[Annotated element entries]
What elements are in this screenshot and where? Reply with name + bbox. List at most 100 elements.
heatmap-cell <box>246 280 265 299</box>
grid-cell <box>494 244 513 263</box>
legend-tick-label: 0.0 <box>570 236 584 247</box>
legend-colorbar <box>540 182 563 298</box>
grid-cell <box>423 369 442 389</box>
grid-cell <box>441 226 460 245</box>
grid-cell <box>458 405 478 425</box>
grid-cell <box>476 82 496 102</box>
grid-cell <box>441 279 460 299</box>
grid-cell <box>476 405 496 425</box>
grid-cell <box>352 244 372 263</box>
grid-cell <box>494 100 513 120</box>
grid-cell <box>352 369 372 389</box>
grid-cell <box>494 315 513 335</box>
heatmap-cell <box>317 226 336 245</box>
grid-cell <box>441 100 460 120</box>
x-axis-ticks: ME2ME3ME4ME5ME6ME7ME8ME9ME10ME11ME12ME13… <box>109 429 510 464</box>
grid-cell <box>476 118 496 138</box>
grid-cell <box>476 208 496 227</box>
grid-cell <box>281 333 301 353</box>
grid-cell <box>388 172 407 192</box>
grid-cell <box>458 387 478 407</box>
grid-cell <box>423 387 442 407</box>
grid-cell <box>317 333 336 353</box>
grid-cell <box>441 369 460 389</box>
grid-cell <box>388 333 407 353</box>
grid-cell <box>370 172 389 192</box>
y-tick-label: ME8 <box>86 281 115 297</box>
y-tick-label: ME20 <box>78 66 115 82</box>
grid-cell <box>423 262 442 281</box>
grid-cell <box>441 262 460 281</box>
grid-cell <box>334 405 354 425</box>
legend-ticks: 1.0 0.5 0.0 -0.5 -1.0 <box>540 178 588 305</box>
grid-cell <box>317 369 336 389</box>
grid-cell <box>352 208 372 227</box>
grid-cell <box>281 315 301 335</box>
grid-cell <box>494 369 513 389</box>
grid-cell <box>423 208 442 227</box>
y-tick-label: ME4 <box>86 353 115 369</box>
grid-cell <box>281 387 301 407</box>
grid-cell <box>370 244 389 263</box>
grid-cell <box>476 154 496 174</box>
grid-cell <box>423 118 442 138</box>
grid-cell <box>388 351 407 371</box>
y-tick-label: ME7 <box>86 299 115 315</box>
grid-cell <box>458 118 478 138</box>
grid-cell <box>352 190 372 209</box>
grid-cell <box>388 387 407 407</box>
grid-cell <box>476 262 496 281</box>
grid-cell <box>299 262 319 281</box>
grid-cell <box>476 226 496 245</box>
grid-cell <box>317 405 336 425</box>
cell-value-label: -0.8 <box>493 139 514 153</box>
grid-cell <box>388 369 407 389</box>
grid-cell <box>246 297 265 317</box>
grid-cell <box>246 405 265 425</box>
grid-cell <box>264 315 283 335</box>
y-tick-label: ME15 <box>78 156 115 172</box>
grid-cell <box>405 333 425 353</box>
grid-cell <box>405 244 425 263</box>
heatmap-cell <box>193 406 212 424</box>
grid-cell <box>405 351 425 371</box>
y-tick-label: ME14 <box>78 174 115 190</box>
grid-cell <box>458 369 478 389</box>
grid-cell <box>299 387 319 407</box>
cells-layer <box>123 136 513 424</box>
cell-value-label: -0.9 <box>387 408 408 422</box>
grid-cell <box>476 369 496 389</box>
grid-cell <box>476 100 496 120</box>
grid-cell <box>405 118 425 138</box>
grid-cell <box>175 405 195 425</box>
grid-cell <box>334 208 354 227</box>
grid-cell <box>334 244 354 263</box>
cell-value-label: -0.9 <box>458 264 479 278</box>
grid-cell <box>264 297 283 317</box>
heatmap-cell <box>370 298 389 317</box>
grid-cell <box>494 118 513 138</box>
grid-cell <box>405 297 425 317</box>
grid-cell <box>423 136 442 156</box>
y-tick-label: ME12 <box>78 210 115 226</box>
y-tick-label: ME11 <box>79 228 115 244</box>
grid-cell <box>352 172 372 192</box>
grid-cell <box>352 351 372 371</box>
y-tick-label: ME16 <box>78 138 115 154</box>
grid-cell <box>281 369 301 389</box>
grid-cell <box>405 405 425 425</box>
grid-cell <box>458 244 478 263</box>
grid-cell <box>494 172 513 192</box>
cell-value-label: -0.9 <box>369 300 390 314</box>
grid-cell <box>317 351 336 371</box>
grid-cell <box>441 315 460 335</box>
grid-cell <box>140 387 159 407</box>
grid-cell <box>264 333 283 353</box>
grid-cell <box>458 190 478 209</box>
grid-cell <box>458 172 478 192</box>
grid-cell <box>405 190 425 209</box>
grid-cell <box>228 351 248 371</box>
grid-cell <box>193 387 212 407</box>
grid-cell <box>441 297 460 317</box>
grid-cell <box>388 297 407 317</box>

Do this: Copy out every one of these lines word for word, with nothing changed.

Output:
What elements are in this screenshot and where? Reply with name + bbox. List at most 100 elements.
heatmap-cell <box>246 280 265 299</box>
grid-cell <box>494 244 513 263</box>
legend-tick-label: 0.0 <box>570 236 584 247</box>
legend-colorbar <box>540 182 563 298</box>
grid-cell <box>423 369 442 389</box>
grid-cell <box>441 226 460 245</box>
grid-cell <box>458 405 478 425</box>
grid-cell <box>476 82 496 102</box>
grid-cell <box>441 279 460 299</box>
grid-cell <box>476 405 496 425</box>
grid-cell <box>352 244 372 263</box>
grid-cell <box>494 100 513 120</box>
grid-cell <box>352 369 372 389</box>
grid-cell <box>494 315 513 335</box>
heatmap-cell <box>317 226 336 245</box>
grid-cell <box>441 100 460 120</box>
x-axis-ticks: ME2ME3ME4ME5ME6ME7ME8ME9ME10ME11ME12ME13… <box>109 429 510 464</box>
grid-cell <box>476 118 496 138</box>
grid-cell <box>476 208 496 227</box>
grid-cell <box>281 333 301 353</box>
grid-cell <box>388 172 407 192</box>
grid-cell <box>458 387 478 407</box>
grid-cell <box>423 387 442 407</box>
grid-cell <box>317 333 336 353</box>
grid-cell <box>441 369 460 389</box>
grid-cell <box>388 333 407 353</box>
grid-cell <box>370 172 389 192</box>
y-tick-label: ME8 <box>86 281 115 297</box>
y-tick-label: ME20 <box>78 66 115 82</box>
grid-cell <box>423 262 442 281</box>
grid-cell <box>441 262 460 281</box>
grid-cell <box>334 405 354 425</box>
legend-ticks: 1.0 0.5 0.0 -0.5 -1.0 <box>540 178 588 305</box>
grid-cell <box>317 369 336 389</box>
grid-cell <box>352 208 372 227</box>
grid-cell <box>281 315 301 335</box>
grid-cell <box>494 369 513 389</box>
grid-cell <box>423 208 442 227</box>
y-tick-label: ME4 <box>86 353 115 369</box>
grid-cell <box>281 387 301 407</box>
grid-cell <box>370 244 389 263</box>
grid-cell <box>476 154 496 174</box>
grid-cell <box>423 118 442 138</box>
grid-cell <box>388 351 407 371</box>
y-tick-label: ME7 <box>86 299 115 315</box>
grid-cell <box>458 118 478 138</box>
grid-cell <box>352 190 372 209</box>
grid-cell <box>388 387 407 407</box>
grid-cell <box>476 262 496 281</box>
grid-cell <box>299 262 319 281</box>
grid-cell <box>476 226 496 245</box>
grid-cell <box>317 405 336 425</box>
cell-value-label: -0.8 <box>493 139 514 153</box>
grid-cell <box>388 369 407 389</box>
grid-cell <box>246 297 265 317</box>
grid-cell <box>246 405 265 425</box>
grid-cell <box>264 315 283 335</box>
y-tick-label: ME15 <box>78 156 115 172</box>
grid-cell <box>405 333 425 353</box>
grid-cell <box>405 244 425 263</box>
heatmap-cell <box>193 406 212 424</box>
grid-cell <box>405 351 425 371</box>
y-tick-label: ME14 <box>78 174 115 190</box>
grid-cell <box>458 369 478 389</box>
grid-cell <box>299 387 319 407</box>
cells-layer <box>123 136 513 424</box>
cell-value-label: -0.9 <box>387 408 408 422</box>
grid-cell <box>476 369 496 389</box>
grid-cell <box>476 100 496 120</box>
grid-cell <box>405 118 425 138</box>
grid-cell <box>175 405 195 425</box>
grid-cell <box>334 208 354 227</box>
grid-cell <box>334 244 354 263</box>
cell-value-label: -0.9 <box>458 264 479 278</box>
grid-cell <box>264 297 283 317</box>
heatmap-cell <box>370 298 389 317</box>
grid-cell <box>494 118 513 138</box>
grid-cell <box>405 297 425 317</box>
grid-cell <box>423 136 442 156</box>
y-tick-label: ME12 <box>78 210 115 226</box>
y-tick-label: ME11 <box>79 228 115 244</box>
grid-cell <box>352 172 372 192</box>
grid-cell <box>352 351 372 371</box>
y-tick-label: ME16 <box>78 138 115 154</box>
grid-cell <box>281 369 301 389</box>
grid-cell <box>405 405 425 425</box>
grid-cell <box>458 244 478 263</box>
grid-cell <box>494 172 513 192</box>
cell-value-label: -0.9 <box>369 300 390 314</box>
grid-cell <box>317 351 336 371</box>
grid-cell <box>441 315 460 335</box>
grid-cell <box>140 387 159 407</box>
grid-cell <box>264 333 283 353</box>
grid-cell <box>458 190 478 209</box>
grid-cell <box>458 172 478 192</box>
grid-cell <box>405 190 425 209</box>
grid-cell <box>228 351 248 371</box>
grid-cell <box>193 387 212 407</box>
grid-cell <box>441 297 460 317</box>
grid-cell <box>388 297 407 317</box>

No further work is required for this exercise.